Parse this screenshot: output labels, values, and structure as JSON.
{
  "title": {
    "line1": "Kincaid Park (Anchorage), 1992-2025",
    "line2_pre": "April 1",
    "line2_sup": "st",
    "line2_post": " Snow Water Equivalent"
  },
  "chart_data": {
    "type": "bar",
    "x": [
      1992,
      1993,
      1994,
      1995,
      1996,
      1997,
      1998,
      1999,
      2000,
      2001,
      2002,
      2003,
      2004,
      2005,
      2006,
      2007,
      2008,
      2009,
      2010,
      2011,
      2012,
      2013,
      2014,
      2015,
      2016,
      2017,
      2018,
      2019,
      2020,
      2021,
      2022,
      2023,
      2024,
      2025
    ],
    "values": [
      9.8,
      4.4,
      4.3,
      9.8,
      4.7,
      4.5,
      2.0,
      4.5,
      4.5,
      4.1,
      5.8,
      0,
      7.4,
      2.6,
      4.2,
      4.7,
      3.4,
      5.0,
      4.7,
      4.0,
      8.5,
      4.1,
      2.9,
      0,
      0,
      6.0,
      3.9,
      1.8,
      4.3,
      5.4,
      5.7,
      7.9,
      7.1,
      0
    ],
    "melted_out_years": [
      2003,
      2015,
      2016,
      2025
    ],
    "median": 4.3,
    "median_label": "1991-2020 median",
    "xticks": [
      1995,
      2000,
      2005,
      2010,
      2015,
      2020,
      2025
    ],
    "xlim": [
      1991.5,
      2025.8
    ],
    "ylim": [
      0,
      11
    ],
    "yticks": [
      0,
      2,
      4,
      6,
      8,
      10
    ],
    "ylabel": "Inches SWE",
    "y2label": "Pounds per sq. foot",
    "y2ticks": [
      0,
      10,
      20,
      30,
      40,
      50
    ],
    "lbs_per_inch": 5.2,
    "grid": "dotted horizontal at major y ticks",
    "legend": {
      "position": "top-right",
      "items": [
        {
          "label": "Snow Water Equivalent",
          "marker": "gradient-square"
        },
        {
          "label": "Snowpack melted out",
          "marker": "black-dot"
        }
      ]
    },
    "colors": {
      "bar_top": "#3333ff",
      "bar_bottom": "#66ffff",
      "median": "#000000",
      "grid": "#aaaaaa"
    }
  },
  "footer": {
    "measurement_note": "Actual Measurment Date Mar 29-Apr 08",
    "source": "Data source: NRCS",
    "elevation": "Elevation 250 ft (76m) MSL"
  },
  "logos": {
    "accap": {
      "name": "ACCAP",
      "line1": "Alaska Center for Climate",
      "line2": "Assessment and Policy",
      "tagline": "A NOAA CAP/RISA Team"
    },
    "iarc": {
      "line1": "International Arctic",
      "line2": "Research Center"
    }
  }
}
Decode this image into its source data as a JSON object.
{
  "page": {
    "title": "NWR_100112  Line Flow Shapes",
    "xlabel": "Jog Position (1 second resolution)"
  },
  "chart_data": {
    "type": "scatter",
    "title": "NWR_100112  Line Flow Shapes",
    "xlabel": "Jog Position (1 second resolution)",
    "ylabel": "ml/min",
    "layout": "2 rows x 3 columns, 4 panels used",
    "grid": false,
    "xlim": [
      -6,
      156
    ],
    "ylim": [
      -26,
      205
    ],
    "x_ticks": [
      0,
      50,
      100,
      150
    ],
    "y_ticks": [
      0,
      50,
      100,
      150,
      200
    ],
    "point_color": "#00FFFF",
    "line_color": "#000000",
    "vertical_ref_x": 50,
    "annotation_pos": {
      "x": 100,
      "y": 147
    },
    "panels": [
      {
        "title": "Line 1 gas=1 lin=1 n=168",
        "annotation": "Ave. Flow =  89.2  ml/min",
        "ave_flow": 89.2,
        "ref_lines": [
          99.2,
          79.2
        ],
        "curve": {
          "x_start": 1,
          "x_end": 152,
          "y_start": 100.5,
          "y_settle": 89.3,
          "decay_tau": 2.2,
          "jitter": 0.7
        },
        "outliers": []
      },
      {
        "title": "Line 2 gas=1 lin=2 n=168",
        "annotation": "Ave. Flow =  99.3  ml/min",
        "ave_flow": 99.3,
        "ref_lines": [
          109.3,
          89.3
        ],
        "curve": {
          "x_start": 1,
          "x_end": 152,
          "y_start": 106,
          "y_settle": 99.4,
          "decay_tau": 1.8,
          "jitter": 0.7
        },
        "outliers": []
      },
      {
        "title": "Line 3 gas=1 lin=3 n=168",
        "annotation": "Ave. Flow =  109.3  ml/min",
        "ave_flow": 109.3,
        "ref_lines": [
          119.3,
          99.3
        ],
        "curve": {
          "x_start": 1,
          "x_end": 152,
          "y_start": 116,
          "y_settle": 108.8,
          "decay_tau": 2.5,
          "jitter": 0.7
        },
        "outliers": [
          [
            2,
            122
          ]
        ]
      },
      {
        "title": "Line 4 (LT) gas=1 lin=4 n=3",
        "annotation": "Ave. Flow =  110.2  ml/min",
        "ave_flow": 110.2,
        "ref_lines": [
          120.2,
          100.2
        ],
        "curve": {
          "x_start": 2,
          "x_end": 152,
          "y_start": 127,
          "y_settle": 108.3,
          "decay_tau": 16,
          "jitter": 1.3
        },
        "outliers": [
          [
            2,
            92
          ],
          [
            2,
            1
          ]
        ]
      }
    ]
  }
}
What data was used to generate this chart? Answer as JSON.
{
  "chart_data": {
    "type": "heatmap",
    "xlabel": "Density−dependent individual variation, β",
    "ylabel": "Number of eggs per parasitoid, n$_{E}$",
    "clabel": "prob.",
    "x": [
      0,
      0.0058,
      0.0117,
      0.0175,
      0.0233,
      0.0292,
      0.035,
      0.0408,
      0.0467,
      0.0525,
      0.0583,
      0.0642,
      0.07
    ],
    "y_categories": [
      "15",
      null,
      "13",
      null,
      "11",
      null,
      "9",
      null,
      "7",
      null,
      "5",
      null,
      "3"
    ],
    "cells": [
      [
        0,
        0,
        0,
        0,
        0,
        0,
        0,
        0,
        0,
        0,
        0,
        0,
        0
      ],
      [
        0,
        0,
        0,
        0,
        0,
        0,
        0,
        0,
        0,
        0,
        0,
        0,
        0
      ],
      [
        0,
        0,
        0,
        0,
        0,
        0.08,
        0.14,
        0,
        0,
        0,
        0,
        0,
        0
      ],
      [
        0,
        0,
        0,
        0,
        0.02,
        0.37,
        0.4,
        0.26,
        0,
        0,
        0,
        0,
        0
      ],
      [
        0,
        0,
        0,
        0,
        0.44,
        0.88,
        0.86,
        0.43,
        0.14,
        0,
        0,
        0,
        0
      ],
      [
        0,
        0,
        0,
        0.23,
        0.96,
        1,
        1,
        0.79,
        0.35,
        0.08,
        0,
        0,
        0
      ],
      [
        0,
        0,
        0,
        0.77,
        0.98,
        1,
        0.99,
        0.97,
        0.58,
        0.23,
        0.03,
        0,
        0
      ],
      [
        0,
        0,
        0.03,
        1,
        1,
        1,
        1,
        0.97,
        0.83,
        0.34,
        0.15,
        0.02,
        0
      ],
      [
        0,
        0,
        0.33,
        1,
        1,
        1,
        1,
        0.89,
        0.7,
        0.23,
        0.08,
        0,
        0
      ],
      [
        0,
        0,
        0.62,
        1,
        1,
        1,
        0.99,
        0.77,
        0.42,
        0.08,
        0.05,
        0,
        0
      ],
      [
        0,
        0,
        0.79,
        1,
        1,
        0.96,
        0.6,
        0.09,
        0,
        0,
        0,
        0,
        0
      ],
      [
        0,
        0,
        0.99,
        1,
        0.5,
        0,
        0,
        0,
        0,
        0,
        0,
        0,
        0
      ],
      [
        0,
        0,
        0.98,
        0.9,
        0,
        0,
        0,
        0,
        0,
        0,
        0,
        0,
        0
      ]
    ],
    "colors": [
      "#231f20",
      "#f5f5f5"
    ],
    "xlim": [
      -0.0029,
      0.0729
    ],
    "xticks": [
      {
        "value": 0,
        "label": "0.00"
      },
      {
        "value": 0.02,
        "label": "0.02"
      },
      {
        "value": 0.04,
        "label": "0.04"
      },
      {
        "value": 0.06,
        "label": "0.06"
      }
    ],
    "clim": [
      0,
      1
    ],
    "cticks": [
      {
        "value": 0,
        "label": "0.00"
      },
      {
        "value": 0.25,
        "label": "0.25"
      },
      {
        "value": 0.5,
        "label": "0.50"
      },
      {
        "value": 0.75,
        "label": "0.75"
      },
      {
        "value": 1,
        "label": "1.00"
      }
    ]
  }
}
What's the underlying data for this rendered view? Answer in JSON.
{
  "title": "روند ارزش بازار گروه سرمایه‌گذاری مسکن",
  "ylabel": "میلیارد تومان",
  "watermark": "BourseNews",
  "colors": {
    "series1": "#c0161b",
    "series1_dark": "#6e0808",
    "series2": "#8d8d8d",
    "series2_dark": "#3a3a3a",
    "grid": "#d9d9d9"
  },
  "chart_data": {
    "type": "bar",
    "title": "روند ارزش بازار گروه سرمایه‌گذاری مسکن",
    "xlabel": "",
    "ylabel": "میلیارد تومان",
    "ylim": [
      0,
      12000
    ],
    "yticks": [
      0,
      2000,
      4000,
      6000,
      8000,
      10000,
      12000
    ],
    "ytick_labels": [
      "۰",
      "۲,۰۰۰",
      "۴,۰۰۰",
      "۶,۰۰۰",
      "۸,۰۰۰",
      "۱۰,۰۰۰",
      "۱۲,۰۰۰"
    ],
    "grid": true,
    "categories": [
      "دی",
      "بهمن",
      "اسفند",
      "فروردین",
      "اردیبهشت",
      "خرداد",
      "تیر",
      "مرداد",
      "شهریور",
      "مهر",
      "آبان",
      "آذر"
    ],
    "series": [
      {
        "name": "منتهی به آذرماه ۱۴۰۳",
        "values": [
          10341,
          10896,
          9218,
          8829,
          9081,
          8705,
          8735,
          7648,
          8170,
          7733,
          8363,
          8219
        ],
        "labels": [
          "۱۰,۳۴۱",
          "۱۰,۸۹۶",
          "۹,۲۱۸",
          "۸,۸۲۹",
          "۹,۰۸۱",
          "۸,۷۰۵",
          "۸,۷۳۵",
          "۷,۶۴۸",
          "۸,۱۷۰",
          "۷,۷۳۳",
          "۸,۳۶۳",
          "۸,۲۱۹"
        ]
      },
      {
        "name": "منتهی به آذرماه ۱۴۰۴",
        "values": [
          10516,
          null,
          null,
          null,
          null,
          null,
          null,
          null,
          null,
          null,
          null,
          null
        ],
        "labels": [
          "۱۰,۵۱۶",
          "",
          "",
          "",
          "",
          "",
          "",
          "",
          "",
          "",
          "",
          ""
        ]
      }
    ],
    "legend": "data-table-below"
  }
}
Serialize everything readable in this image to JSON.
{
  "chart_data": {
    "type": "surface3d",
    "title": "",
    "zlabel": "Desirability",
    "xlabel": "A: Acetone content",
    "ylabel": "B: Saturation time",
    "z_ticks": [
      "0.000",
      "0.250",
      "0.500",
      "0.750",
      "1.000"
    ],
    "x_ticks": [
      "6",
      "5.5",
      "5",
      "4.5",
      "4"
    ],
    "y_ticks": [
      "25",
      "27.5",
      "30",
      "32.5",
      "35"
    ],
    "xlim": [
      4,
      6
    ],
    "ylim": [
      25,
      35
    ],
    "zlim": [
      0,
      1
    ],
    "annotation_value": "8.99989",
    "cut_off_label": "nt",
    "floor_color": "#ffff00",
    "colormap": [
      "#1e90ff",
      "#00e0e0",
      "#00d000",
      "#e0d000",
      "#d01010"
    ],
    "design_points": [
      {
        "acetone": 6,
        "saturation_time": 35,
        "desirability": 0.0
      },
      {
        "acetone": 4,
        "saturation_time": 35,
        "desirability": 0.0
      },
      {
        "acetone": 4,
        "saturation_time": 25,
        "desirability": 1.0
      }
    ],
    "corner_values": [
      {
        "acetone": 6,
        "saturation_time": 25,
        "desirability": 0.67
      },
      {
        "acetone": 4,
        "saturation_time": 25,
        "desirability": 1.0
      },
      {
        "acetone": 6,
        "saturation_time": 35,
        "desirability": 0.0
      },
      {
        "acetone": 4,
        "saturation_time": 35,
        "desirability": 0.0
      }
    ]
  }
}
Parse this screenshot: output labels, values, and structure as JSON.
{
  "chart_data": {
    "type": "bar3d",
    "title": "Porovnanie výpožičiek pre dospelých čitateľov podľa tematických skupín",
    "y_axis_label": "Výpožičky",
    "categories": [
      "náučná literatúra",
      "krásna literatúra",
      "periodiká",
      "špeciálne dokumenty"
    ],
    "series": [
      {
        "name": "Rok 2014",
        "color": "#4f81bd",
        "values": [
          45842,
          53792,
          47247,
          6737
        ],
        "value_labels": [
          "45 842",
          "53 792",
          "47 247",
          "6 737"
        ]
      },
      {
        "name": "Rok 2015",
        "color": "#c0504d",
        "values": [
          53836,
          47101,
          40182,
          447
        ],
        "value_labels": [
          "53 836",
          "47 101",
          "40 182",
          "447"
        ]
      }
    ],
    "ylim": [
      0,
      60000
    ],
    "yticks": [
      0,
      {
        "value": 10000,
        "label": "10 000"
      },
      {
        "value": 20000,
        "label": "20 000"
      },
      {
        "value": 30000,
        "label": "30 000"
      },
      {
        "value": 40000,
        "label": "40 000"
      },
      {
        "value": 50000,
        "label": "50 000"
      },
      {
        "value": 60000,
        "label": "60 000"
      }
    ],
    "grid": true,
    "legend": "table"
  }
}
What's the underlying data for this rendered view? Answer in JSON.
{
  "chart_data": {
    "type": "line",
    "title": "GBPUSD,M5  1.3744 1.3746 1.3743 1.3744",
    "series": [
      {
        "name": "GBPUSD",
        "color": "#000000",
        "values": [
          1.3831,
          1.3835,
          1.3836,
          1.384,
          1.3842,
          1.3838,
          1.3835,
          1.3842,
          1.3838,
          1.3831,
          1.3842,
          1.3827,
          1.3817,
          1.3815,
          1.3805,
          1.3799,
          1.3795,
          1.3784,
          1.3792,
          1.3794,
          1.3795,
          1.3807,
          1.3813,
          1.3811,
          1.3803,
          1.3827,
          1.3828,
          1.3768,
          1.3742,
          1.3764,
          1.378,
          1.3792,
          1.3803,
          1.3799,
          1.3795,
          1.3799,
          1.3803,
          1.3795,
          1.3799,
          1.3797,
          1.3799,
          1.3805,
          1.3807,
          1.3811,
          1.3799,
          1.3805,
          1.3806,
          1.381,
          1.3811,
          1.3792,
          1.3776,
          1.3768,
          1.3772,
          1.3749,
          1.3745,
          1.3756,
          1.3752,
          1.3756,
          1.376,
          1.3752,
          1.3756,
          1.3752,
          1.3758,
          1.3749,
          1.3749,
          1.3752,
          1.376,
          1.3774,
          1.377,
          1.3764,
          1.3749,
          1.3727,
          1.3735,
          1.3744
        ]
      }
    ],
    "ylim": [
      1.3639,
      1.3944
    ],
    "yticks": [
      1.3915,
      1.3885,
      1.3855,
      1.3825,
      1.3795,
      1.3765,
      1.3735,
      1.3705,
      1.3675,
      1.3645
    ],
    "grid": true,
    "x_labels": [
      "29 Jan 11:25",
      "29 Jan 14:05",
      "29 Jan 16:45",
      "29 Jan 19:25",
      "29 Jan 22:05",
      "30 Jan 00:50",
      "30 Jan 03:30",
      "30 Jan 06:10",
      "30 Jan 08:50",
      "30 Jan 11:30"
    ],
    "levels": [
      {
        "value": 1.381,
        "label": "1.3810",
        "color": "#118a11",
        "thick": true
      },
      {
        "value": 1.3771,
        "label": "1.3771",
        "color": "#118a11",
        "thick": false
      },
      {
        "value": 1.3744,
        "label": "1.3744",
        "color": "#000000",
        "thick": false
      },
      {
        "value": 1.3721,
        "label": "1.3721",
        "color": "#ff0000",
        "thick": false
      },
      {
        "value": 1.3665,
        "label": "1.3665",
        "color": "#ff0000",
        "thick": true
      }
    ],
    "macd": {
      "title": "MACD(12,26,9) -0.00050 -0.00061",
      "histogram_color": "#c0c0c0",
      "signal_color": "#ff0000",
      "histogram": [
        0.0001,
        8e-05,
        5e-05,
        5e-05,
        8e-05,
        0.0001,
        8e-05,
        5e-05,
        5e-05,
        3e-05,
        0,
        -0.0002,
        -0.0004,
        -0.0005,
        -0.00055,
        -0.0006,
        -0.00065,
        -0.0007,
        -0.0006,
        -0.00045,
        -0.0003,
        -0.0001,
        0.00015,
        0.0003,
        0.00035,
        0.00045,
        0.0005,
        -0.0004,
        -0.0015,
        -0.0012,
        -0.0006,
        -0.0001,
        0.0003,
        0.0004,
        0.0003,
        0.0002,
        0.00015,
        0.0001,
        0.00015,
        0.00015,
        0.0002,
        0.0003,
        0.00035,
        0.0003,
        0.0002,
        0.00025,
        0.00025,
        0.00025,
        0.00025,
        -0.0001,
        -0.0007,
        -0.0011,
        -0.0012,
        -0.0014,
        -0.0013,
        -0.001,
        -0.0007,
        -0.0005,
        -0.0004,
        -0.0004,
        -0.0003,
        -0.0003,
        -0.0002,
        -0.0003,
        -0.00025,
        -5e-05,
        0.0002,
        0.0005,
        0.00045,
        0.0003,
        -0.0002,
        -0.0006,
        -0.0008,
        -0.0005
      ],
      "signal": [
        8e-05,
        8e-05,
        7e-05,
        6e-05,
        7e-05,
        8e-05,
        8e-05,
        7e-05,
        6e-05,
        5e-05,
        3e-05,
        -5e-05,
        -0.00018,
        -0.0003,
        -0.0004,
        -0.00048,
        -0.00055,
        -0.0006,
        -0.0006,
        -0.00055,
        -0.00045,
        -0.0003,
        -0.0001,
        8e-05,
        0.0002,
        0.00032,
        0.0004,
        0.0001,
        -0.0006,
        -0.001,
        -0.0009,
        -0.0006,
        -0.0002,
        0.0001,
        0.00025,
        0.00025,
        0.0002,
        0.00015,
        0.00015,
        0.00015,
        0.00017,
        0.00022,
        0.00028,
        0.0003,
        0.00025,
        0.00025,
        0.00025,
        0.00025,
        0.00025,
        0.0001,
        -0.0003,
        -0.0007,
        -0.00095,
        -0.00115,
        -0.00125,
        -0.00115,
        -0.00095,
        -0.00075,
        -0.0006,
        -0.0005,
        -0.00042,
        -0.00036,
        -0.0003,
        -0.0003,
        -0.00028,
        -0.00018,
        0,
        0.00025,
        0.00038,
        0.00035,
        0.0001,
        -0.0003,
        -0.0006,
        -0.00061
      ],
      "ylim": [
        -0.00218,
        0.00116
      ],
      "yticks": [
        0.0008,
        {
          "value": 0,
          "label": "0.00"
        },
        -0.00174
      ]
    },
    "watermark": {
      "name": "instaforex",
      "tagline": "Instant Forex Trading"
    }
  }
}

• • • •

→ **WORK TO DO**
Examine the listing and say how many of its lines contain the string "panels". Give the number alone.

→ **COMPLETED TASK**
2